— Start of Extracted entries —

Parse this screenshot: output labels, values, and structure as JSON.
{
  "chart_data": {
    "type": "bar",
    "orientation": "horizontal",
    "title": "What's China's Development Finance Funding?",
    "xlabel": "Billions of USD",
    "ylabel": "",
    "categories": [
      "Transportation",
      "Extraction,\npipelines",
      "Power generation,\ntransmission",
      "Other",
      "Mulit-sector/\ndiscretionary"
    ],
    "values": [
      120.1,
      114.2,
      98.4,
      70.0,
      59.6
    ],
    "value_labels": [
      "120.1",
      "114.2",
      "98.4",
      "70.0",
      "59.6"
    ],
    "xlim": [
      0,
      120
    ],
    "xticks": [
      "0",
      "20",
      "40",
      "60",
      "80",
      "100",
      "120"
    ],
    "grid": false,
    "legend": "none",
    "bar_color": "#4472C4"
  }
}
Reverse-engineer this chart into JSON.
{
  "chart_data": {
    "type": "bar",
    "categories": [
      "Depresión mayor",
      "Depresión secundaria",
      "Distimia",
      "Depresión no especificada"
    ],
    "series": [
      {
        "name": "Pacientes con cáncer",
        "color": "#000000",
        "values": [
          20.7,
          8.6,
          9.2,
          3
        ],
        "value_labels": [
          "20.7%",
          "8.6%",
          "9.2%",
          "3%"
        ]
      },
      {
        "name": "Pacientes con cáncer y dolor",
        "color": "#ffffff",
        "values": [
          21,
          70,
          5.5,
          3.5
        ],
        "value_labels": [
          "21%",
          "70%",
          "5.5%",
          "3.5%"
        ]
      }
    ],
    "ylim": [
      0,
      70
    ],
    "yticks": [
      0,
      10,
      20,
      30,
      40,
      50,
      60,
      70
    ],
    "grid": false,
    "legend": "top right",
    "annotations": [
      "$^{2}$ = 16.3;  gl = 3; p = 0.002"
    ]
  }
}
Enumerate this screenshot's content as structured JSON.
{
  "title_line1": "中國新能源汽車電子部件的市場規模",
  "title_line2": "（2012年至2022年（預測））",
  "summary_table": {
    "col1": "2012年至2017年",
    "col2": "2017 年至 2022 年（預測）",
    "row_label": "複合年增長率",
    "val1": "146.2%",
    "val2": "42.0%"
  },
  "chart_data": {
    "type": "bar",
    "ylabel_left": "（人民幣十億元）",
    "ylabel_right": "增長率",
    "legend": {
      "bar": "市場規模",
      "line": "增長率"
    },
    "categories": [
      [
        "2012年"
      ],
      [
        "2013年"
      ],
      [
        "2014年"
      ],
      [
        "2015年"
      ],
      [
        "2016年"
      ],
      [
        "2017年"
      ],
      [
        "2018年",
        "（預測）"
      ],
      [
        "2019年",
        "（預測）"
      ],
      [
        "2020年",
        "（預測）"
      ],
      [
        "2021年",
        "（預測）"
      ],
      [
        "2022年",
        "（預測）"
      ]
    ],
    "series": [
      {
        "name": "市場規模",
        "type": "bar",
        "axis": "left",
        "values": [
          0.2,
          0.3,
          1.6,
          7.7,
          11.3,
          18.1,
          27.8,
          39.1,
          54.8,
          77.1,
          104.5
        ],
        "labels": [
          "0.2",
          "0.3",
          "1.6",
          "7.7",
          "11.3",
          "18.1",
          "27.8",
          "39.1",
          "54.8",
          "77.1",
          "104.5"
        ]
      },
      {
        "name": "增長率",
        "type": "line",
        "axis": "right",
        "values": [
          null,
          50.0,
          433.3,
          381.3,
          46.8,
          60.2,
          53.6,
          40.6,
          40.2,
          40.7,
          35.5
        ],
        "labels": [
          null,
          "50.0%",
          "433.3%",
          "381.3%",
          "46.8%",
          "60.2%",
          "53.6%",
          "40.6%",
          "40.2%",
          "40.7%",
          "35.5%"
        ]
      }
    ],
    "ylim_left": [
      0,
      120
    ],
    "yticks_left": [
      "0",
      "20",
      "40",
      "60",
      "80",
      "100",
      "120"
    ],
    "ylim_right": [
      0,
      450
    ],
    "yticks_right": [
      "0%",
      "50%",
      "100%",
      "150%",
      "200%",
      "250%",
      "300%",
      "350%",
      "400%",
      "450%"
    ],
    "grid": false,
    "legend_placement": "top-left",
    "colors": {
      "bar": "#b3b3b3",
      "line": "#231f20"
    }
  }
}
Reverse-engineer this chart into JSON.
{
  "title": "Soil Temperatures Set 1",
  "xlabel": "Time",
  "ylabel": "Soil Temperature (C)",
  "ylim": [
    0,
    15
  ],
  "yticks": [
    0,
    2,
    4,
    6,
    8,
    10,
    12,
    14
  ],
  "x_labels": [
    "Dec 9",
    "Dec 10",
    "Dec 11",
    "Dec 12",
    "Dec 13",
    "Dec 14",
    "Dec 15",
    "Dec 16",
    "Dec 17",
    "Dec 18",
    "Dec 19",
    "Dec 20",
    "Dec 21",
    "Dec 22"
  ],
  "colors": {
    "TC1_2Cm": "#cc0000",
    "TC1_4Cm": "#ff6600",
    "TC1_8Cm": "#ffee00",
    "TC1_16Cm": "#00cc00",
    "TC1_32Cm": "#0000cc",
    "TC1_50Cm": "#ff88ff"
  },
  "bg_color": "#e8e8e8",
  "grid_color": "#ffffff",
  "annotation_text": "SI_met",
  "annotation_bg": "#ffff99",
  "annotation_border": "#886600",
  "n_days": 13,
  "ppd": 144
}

— End of Extracted entries —

Transcribe each entry precisely, missing none.

Parse this screenshot: output labels, values, and structure as JSON.
{
  "chart_data": {
    "type": "bar",
    "orientation": "horizontal",
    "title": "What's China's Development Finance Funding?",
    "xlabel": "Billions of USD",
    "ylabel": "",
    "categories": [
      "Transportation",
      "Extraction,\npipelines",
      "Power generation,\ntransmission",
      "Other",
      "Mulit-sector/\ndiscretionary"
    ],
    "values": [
      120.1,
      114.2,
      98.4,
      70.0,
      59.6
    ],
    "value_labels": [
      "120.1",
      "114.2",
      "98.4",
      "70.0",
      "59.6"
    ],
    "xlim": [
      0,
      120
    ],
    "xticks": [
      "0",
      "20",
      "40",
      "60",
      "80",
      "100",
      "120"
    ],
    "grid": false,
    "legend": "none",
    "bar_color": "#4472C4"
  }
}
Reverse-engineer this chart into JSON.
{
  "chart_data": {
    "type": "bar",
    "categories": [
      "Depresión mayor",
      "Depresión secundaria",
      "Distimia",
      "Depresión no especificada"
    ],
    "series": [
      {
        "name": "Pacientes con cáncer",
        "color": "#000000",
        "values": [
          20.7,
          8.6,
          9.2,
          3
        ],
        "value_labels": [
          "20.7%",
          "8.6%",
          "9.2%",
          "3%"
        ]
      },
      {
        "name": "Pacientes con cáncer y dolor",
        "color": "#ffffff",
        "values": [
          21,
          70,
          5.5,
          3.5
        ],
        "value_labels": [
          "21%",
          "70%",
          "5.5%",
          "3.5%"
        ]
      }
    ],
    "ylim": [
      0,
      70
    ],
    "yticks": [
      0,
      10,
      20,
      30,
      40,
      50,
      60,
      70
    ],
    "grid": false,
    "legend": "top right",
    "annotations": [
      "$^{2}$ = 16.3;  gl = 3; p = 0.002"
    ]
  }
}
Enumerate this screenshot's content as structured JSON.
{
  "title_line1": "中國新能源汽車電子部件的市場規模",
  "title_line2": "（2012年至2022年（預測））",
  "summary_table": {
    "col1": "2012年至2017年",
    "col2": "2017 年至 2022 年（預測）",
    "row_label": "複合年增長率",
    "val1": "146.2%",
    "val2": "42.0%"
  },
  "chart_data": {
    "type": "bar",
    "ylabel_left": "（人民幣十億元）",
    "ylabel_right": "增長率",
    "legend": {
      "bar": "市場規模",
      "line": "增長率"
    },
    "categories": [
      [
        "2012年"
      ],
      [
        "2013年"
      ],
      [
        "2014年"
      ],
      [
        "2015年"
      ],
      [
        "2016年"
      ],
      [
        "2017年"
      ],
      [
        "2018年",
        "（預測）"
      ],
      [
        "2019年",
        "（預測）"
      ],
      [
        "2020年",
        "（預測）"
      ],
      [
        "2021年",
        "（預測）"
      ],
      [
        "2022年",
        "（預測）"
      ]
    ],
    "series": [
      {
        "name": "市場規模",
        "type": "bar",
        "axis": "left",
        "values": [
          0.2,
          0.3,
          1.6,
          7.7,
          11.3,
          18.1,
          27.8,
          39.1,
          54.8,
          77.1,
          104.5
        ],
        "labels": [
          "0.2",
          "0.3",
          "1.6",
          "7.7",
          "11.3",
          "18.1",
          "27.8",
          "39.1",
          "54.8",
          "77.1",
          "104.5"
        ]
      },
      {
        "name": "增長率",
        "type": "line",
        "axis": "right",
        "values": [
          null,
          50.0,
          433.3,
          381.3,
          46.8,
          60.2,
          53.6,
          40.6,
          40.2,
          40.7,
          35.5
        ],
        "labels": [
          null,
          "50.0%",
          "433.3%",
          "381.3%",
          "46.8%",
          "60.2%",
          "53.6%",
          "40.6%",
          "40.2%",
          "40.7%",
          "35.5%"
        ]
      }
    ],
    "ylim_left": [
      0,
      120
    ],
    "yticks_left": [
      "0",
      "20",
      "40",
      "60",
      "80",
      "100",
      "120"
    ],
    "ylim_right": [
      0,
      450
    ],
    "yticks_right": [
      "0%",
      "50%",
      "100%",
      "150%",
      "200%",
      "250%",
      "300%",
      "350%",
      "400%",
      "450%"
    ],
    "grid": false,
    "legend_placement": "top-left",
    "colors": {
      "bar": "#b3b3b3",
      "line": "#231f20"
    }
  }
}
Reverse-engineer this chart into JSON.
{
  "title": "Soil Temperatures Set 1",
  "xlabel": "Time",
  "ylabel": "Soil Temperature (C)",
  "ylim": [
    0,
    15
  ],
  "yticks": [
    0,
    2,
    4,
    6,
    8,
    10,
    12,
    14
  ],
  "x_labels": [
    "Dec 9",
    "Dec 10",
    "Dec 11",
    "Dec 12",
    "Dec 13",
    "Dec 14",
    "Dec 15",
    "Dec 16",
    "Dec 17",
    "Dec 18",
    "Dec 19",
    "Dec 20",
    "Dec 21",
    "Dec 22"
  ],
  "colors": {
    "TC1_2Cm": "#cc0000",
    "TC1_4Cm": "#ff6600",
    "TC1_8Cm": "#ffee00",
    "TC1_16Cm": "#00cc00",
    "TC1_32Cm": "#0000cc",
    "TC1_50Cm": "#ff88ff"
  },
  "bg_color": "#e8e8e8",
  "grid_color": "#ffffff",
  "annotation_text": "SI_met",
  "annotation_bg": "#ffff99",
  "annotation_border": "#886600",
  "n_days": 13,
  "ppd": 144
}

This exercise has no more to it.